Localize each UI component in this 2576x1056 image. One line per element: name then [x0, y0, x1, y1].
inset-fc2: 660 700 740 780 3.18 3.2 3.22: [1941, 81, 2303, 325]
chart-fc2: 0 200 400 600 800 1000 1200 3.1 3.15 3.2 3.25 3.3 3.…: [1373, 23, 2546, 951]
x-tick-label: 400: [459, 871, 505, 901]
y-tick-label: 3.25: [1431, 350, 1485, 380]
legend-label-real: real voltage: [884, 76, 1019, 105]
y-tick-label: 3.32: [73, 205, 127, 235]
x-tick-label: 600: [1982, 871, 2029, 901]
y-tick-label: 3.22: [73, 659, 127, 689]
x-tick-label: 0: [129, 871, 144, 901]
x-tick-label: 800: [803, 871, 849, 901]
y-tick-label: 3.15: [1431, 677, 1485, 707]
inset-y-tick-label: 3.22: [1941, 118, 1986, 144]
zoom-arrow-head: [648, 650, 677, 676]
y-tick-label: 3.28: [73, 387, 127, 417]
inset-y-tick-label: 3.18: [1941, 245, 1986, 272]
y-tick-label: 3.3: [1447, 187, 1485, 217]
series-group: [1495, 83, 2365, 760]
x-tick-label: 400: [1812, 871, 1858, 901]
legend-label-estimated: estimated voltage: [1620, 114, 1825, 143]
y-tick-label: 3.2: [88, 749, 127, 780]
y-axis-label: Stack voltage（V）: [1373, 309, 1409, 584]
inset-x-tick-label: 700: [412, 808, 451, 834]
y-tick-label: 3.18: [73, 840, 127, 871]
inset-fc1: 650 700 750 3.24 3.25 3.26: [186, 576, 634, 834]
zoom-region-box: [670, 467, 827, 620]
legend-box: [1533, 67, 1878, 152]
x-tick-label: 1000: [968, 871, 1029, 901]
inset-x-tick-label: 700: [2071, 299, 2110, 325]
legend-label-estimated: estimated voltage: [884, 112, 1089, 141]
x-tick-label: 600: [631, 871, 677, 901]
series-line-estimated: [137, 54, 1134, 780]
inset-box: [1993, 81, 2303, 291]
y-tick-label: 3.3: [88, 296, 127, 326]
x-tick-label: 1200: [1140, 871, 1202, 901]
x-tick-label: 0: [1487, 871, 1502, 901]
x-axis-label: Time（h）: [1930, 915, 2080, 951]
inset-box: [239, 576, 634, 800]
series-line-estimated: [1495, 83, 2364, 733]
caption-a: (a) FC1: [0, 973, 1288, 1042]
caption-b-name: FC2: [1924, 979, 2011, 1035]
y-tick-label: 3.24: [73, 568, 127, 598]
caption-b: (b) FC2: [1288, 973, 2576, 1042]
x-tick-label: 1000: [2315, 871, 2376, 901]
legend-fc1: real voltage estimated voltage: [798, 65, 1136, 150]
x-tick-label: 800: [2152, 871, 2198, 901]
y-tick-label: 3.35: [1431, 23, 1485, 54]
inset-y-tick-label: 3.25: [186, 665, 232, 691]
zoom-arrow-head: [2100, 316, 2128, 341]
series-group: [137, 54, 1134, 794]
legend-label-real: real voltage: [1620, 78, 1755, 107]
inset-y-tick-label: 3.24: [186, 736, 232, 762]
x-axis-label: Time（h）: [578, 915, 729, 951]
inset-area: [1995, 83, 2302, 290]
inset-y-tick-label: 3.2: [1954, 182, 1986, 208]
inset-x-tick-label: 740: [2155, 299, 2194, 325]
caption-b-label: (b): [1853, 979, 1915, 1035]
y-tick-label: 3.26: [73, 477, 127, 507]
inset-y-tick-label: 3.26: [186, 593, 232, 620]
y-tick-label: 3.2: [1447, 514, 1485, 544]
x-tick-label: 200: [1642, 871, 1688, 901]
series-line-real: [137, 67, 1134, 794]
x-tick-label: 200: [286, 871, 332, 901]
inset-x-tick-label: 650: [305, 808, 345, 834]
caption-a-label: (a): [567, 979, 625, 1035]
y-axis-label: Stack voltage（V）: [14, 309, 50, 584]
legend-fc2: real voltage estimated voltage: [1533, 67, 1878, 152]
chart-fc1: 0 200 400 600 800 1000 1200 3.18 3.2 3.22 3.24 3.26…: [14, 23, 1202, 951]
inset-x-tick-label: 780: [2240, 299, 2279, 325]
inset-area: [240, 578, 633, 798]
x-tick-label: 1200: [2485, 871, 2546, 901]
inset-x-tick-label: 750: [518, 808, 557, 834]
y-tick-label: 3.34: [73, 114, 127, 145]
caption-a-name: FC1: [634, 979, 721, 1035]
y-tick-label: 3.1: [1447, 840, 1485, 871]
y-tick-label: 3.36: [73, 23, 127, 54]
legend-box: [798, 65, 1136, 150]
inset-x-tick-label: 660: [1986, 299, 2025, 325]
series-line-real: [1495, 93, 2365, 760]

● ● ●

Which lines in the data above contain the word "real"? Copy each of them in full.

legend-label-real: real voltage: [884, 76, 1019, 105]
legend-fc1: real voltage estimated voltage: [798, 65, 1136, 150]
legend-label-real: real voltage: [1620, 78, 1755, 107]
series-line-real: [137, 67, 1134, 794]
legend-fc2: real voltage estimated voltage: [1533, 67, 1878, 152]
series-line-real: [1495, 93, 2365, 760]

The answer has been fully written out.